» Exercise
Collect each line of the listing below that contains the word "overlies", and copy those lines in full. Match capitalization exactly.

::::

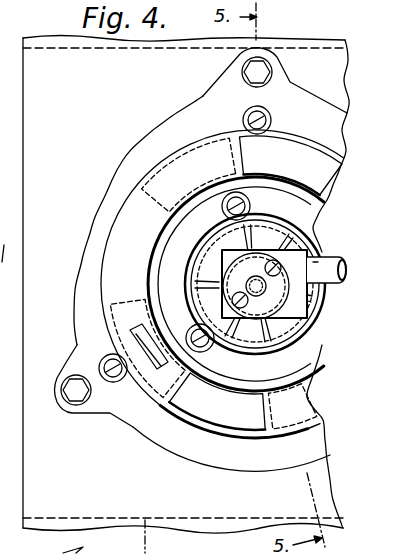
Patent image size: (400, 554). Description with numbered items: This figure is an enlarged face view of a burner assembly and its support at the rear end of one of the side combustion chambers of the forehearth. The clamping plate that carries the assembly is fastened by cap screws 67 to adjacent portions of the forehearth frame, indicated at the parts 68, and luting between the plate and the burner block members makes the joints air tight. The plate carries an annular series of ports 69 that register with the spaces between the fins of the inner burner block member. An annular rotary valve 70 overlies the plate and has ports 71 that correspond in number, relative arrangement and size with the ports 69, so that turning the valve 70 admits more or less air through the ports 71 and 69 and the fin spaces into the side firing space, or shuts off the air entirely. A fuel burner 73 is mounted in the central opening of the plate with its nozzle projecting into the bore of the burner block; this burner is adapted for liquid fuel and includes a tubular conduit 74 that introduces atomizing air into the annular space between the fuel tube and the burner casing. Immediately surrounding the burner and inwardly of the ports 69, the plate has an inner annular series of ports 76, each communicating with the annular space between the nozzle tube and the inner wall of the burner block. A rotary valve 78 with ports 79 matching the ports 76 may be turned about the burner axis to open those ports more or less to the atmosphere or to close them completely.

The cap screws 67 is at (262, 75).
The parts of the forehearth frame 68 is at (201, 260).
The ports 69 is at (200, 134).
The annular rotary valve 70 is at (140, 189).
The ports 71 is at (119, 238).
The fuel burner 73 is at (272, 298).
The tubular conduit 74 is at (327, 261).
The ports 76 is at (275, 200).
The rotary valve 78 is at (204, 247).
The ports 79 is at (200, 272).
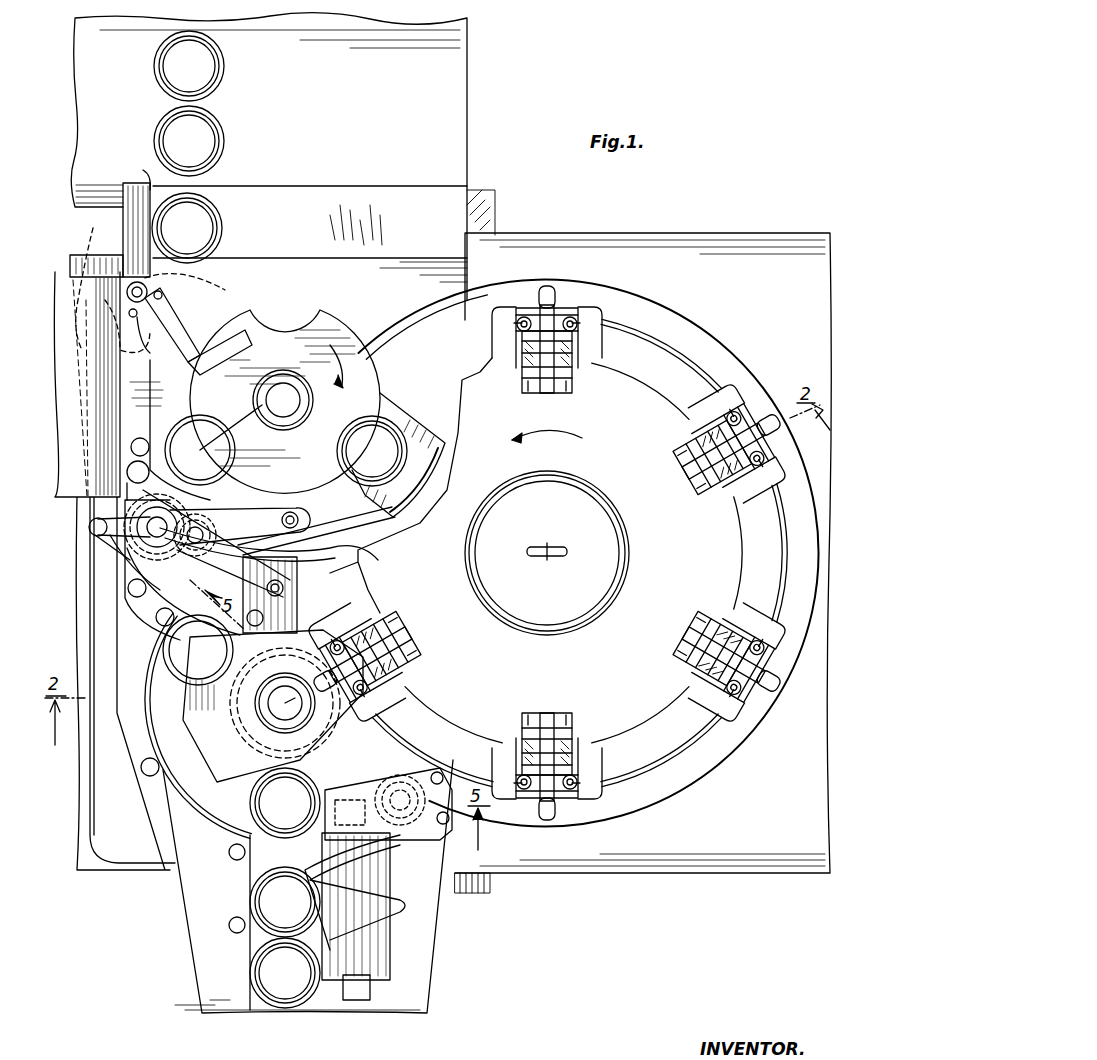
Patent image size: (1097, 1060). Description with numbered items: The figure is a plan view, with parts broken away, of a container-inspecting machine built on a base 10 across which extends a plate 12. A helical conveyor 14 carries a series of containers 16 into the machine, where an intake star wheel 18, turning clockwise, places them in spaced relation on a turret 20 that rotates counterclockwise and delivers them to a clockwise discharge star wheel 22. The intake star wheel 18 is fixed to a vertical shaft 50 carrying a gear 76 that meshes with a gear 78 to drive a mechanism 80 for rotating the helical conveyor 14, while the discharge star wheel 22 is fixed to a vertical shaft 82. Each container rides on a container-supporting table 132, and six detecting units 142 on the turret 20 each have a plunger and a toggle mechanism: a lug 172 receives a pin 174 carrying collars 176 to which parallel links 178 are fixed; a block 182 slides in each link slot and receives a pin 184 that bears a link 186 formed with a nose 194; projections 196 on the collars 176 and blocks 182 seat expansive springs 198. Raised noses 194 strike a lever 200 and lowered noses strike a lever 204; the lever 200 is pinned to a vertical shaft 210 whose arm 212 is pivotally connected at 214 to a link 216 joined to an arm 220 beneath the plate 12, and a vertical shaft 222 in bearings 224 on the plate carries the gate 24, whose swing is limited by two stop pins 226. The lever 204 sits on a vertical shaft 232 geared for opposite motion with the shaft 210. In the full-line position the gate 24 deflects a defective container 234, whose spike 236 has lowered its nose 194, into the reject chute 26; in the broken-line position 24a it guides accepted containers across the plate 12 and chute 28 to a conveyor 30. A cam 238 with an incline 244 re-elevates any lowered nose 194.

::::

» Exercise output
Patent image size: (400, 554). Description with numbered items: This figure is an enlarged face view of a burner assembly and its support at the rear end of one of the side combustion chambers of the forehearth. The clamping plate that carries the assembly is fastened by cap screws 67 to adjacent portions of the forehearth frame, indicated at the parts 68, and luting between the plate and the burner block members makes the joints air tight. The plate carries an annular series of ports 69 that register with the spaces between the fins of the inner burner block member. An annular rotary valve 70 overlies the plate and has ports 71 that correspond in number, relative arrangement and size with the ports 69, so that turning the valve 70 admits more or less air through the ports 71 and 69 and the fin spaces into the side firing space, or shuts off the air entirely. A fuel burner 73 is mounted in the central opening of the plate with its nozzle projecting into the bore of the burner block; this burner is adapted for liquid fuel and includes a tubular conduit 74 that introduces atomizing air into the annular space between the fuel tube and the burner casing. Immediately surrounding the burner and inwardly of the ports 69, the plate has an inner annular series of ports 76, each communicating with the annular space between the nozzle tube and the inner wall of the burner block. A rotary valve 78 with ports 79 matching the ports 76 may be turned about the burner axis to open those ports more or less to the atmosphere or to close them completely.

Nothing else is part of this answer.